WHAT YOU NEED TO DO: Separate out the lines that hold "Model".

Figure record listings:
• • •

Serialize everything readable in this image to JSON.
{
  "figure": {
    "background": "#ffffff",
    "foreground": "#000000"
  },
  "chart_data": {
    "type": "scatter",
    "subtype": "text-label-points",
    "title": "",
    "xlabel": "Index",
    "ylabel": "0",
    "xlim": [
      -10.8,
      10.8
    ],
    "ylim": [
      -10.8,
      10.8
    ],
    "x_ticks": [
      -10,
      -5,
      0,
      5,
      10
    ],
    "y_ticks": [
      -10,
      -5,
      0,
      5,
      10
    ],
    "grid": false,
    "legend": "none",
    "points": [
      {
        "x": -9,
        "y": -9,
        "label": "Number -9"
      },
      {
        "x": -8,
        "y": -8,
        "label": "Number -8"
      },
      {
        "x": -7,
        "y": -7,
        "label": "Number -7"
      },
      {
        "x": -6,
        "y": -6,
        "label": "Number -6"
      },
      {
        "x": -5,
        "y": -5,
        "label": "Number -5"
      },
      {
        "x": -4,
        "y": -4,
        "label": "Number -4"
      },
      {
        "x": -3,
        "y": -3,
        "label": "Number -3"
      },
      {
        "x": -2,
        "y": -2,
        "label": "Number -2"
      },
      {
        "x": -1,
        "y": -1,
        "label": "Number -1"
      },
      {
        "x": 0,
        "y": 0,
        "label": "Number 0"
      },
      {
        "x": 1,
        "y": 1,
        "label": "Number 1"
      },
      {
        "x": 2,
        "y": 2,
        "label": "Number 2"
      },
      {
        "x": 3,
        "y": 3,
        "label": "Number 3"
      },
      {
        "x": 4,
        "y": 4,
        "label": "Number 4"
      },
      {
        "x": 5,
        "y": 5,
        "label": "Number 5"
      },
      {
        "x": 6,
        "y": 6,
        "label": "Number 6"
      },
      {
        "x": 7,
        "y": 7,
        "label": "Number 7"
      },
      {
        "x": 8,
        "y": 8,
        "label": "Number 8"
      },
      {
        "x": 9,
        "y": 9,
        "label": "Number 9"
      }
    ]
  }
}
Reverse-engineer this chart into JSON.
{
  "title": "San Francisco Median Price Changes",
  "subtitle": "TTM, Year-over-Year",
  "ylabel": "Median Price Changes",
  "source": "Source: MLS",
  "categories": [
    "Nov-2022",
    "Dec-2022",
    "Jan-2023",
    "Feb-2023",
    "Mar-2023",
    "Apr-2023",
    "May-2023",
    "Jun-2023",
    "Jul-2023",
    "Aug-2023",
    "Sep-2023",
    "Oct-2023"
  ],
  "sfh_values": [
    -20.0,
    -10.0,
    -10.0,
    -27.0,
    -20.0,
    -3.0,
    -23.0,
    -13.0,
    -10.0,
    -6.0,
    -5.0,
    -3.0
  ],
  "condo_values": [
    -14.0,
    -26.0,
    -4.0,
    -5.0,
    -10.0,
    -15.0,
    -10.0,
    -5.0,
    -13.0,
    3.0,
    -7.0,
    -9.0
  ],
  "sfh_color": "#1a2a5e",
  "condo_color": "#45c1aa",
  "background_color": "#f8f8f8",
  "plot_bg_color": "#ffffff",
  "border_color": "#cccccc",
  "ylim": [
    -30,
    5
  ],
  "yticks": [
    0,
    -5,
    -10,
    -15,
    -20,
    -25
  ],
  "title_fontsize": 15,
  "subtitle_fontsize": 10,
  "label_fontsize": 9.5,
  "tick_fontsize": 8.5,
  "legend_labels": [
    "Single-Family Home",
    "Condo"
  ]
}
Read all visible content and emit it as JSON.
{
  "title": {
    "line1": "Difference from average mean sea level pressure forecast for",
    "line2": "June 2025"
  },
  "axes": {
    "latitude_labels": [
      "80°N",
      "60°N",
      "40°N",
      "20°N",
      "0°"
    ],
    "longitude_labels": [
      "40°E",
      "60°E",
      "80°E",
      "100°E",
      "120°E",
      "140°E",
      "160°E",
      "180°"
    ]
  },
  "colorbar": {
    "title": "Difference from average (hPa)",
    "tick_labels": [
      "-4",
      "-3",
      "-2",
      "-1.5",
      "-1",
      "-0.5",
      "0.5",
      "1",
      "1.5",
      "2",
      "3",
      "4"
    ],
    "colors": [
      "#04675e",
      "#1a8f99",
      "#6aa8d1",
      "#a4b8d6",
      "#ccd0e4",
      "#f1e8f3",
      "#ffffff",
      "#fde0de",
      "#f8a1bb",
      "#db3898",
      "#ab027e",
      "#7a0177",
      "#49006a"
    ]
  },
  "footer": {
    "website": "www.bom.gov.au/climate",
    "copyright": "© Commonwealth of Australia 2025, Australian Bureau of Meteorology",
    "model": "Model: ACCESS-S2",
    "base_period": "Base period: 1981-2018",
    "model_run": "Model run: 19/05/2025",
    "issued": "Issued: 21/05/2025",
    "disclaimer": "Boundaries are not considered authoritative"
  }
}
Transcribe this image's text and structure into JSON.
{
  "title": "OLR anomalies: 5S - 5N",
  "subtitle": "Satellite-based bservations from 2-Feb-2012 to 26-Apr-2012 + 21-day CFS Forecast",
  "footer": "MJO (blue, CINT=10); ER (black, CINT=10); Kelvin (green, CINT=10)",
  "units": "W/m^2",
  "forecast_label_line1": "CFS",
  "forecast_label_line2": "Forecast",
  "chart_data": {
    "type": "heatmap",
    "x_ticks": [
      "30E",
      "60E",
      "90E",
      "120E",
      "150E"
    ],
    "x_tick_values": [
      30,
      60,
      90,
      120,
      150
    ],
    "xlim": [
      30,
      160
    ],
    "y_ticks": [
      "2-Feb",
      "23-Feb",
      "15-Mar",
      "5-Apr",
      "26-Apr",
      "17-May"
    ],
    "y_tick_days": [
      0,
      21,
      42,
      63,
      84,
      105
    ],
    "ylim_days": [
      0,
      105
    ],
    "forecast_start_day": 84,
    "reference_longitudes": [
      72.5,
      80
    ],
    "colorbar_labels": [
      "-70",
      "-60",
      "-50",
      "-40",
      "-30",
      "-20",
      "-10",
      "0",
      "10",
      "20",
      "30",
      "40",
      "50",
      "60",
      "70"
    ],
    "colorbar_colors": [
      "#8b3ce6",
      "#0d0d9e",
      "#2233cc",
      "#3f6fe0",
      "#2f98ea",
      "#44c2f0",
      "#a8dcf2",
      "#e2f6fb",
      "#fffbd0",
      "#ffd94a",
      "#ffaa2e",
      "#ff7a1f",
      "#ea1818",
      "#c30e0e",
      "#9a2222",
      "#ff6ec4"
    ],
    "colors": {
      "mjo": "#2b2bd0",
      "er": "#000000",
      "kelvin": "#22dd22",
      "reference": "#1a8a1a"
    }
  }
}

• • •

ANSWER FOR THIS EXERCISE:
    "model": "Model: ACCESS-S2",
    "model_run": "Model run: 19/05/2025",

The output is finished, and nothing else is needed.